* _Requirement_
Check every line below for the word "letterhead" and give only the number of lines where it appears.

Data records:
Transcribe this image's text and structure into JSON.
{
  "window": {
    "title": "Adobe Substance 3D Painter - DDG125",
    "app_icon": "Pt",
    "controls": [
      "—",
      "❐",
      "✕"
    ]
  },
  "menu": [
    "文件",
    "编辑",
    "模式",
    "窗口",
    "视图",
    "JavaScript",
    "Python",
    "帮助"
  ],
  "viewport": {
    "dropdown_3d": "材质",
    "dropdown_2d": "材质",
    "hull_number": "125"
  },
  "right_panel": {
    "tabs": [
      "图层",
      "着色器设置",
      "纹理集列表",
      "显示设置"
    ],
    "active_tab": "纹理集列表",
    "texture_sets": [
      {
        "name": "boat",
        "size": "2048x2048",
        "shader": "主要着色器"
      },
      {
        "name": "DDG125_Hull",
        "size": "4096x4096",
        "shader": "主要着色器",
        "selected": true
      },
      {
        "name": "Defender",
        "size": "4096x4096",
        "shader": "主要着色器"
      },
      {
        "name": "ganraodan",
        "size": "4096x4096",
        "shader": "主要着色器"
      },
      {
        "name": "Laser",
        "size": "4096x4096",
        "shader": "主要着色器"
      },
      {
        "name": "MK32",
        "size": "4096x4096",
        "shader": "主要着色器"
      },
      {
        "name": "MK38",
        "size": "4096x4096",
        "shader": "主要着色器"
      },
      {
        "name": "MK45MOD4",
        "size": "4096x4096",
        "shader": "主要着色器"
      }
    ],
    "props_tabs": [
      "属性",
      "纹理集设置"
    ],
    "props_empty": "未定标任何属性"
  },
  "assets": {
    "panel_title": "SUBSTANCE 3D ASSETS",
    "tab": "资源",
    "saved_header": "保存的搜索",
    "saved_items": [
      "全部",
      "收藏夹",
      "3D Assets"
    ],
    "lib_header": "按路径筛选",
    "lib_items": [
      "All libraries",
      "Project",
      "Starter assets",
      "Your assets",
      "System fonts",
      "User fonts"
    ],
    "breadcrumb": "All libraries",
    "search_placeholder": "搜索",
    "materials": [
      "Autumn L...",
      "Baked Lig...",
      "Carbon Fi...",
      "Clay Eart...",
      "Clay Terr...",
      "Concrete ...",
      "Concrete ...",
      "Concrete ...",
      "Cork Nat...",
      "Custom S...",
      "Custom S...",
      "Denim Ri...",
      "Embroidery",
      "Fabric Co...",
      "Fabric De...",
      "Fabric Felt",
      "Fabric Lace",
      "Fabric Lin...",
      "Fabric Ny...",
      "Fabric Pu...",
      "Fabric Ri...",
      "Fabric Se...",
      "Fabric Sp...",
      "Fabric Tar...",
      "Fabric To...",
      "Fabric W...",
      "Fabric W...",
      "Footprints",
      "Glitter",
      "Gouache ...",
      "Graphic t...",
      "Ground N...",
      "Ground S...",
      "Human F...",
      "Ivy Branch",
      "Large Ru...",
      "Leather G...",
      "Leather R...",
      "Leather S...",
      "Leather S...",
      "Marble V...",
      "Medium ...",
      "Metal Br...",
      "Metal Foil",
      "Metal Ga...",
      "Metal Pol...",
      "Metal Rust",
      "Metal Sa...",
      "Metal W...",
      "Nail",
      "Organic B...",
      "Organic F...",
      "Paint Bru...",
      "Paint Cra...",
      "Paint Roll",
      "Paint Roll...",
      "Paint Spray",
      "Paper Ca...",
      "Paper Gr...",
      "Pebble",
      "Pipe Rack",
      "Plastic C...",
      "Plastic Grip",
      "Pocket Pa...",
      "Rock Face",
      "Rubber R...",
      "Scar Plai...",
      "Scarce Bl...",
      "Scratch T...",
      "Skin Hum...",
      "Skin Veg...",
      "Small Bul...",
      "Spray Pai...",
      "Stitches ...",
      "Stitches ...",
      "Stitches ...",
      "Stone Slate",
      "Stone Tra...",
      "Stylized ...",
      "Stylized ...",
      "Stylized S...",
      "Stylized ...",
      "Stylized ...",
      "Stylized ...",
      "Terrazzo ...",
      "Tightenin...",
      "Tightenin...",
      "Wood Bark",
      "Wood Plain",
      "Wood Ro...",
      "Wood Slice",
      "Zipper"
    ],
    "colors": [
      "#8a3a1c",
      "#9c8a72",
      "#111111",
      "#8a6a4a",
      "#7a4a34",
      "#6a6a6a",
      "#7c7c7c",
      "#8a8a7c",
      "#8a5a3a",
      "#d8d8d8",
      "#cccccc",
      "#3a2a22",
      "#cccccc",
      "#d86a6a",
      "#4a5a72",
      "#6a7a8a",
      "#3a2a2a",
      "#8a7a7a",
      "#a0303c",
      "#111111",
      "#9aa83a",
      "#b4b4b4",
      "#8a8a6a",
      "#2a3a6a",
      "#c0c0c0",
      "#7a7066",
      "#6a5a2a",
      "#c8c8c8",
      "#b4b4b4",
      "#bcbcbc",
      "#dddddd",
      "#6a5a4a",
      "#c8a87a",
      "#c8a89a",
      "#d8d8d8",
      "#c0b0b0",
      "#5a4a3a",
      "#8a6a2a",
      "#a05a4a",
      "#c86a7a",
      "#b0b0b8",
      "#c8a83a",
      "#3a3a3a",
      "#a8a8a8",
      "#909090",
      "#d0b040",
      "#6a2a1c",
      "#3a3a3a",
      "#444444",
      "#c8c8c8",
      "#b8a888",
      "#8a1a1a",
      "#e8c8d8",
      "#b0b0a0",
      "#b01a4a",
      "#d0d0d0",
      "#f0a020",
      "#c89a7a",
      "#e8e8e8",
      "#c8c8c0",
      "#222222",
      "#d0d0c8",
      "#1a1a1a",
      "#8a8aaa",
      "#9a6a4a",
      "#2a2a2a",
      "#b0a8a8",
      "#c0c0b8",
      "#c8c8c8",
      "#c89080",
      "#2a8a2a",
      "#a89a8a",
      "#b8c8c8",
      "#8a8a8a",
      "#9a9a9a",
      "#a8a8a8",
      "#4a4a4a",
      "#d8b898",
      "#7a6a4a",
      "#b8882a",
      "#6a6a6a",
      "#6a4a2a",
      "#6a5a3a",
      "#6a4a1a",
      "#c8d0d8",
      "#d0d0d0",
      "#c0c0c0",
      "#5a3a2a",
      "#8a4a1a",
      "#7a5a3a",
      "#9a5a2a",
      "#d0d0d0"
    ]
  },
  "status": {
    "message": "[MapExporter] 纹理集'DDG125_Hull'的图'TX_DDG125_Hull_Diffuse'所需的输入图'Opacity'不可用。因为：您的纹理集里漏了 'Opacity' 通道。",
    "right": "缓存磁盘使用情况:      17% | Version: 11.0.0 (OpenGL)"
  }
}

...

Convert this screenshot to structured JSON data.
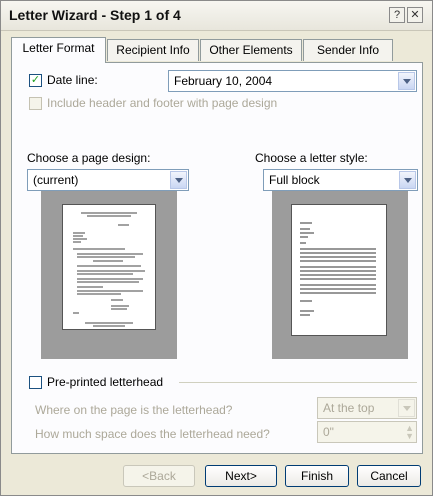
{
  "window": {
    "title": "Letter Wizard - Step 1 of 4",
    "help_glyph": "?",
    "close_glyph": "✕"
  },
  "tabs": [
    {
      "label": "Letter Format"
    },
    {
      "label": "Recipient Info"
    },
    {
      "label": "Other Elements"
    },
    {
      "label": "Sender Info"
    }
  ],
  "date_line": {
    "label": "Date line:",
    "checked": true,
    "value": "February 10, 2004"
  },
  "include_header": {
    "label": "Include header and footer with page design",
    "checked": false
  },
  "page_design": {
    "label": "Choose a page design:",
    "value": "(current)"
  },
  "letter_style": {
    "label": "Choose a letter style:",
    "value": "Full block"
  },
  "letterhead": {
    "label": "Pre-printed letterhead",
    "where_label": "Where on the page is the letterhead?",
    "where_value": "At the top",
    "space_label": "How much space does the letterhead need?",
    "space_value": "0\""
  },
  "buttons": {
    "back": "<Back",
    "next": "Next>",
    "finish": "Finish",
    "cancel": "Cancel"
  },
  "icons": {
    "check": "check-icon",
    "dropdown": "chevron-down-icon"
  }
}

---

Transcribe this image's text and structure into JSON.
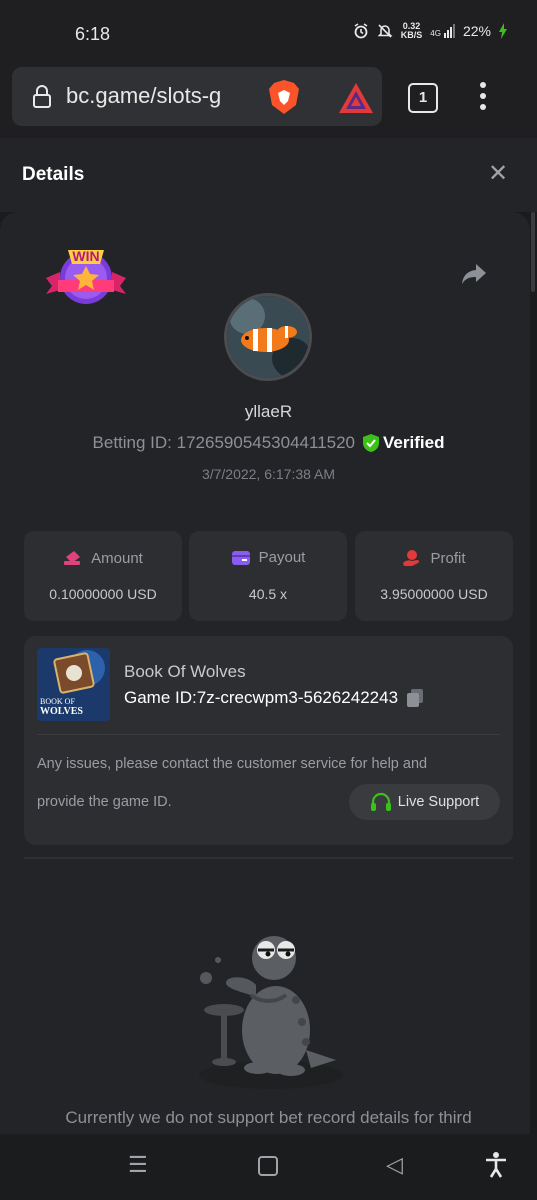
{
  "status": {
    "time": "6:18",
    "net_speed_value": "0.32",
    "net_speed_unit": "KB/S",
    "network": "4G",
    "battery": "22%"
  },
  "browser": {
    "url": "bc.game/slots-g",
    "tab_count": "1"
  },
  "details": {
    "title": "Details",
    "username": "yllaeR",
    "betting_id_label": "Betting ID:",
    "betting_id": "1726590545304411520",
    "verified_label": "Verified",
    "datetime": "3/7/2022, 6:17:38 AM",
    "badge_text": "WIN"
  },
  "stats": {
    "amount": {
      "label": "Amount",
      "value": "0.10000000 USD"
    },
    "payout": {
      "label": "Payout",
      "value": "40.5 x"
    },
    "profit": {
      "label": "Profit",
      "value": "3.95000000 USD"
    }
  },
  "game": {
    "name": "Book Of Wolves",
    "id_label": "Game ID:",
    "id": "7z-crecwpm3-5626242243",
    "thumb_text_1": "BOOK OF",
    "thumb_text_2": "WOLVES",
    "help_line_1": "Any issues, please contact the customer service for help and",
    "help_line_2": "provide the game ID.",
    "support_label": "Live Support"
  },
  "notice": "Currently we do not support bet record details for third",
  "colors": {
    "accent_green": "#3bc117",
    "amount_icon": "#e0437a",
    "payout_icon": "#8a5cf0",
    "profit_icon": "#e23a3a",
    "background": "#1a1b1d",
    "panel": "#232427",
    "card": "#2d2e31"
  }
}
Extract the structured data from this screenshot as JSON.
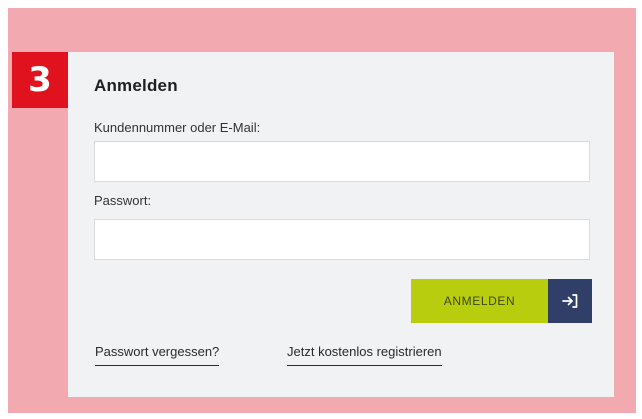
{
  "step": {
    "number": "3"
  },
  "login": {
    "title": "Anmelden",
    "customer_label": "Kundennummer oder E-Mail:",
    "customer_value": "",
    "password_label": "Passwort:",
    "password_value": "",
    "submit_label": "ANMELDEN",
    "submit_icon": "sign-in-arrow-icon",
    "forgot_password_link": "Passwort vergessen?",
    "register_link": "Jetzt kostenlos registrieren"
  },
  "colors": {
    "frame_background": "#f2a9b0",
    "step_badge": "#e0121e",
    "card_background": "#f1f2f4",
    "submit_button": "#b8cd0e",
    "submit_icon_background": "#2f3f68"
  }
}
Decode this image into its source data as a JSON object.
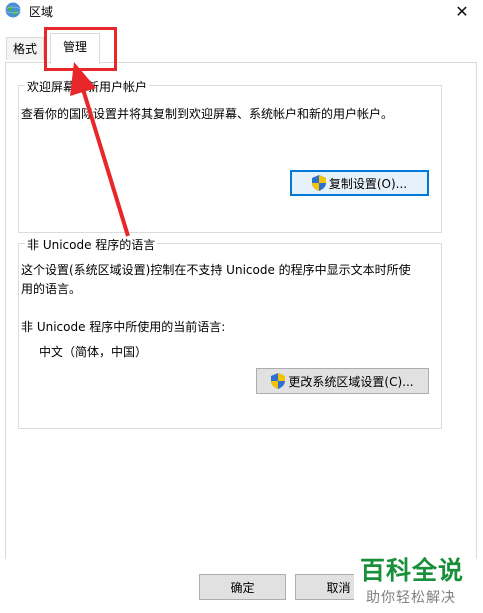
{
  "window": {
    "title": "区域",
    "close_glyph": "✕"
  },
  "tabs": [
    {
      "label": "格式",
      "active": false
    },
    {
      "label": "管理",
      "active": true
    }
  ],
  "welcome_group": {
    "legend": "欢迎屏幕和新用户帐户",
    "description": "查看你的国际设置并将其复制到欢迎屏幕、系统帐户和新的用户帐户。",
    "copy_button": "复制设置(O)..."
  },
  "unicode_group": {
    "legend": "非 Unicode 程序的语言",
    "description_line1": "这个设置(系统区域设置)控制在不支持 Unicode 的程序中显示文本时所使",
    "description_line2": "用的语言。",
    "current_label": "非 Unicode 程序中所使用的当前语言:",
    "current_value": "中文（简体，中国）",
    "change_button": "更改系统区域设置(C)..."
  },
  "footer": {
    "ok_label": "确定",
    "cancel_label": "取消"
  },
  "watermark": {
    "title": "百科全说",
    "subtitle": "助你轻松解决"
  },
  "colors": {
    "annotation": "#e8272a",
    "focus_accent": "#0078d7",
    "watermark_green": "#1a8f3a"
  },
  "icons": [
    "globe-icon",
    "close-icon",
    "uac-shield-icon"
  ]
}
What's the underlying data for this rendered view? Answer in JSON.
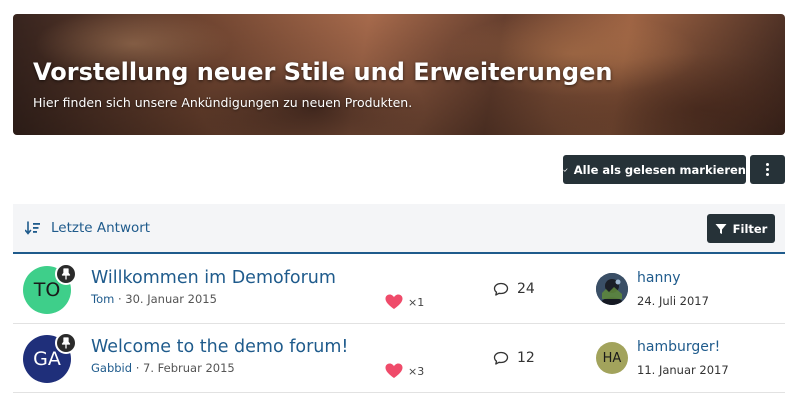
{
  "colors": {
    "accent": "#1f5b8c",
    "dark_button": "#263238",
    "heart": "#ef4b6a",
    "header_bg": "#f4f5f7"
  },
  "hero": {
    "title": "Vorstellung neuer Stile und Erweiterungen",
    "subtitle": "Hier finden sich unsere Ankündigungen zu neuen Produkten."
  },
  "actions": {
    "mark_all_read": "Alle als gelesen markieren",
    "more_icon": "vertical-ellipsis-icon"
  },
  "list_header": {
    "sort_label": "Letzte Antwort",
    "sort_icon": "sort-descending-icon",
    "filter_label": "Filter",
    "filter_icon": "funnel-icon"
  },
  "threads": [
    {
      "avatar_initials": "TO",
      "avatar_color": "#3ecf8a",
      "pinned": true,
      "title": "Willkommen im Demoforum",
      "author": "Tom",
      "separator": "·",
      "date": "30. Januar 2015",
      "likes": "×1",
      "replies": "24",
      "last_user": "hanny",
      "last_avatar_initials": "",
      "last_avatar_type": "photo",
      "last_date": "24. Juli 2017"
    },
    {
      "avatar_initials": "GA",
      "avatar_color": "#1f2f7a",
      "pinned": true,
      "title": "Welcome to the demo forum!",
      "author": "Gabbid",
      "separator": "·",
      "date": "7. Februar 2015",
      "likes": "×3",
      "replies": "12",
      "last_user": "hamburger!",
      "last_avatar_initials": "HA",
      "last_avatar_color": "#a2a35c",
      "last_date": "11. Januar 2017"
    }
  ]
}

* _Expected answer_
4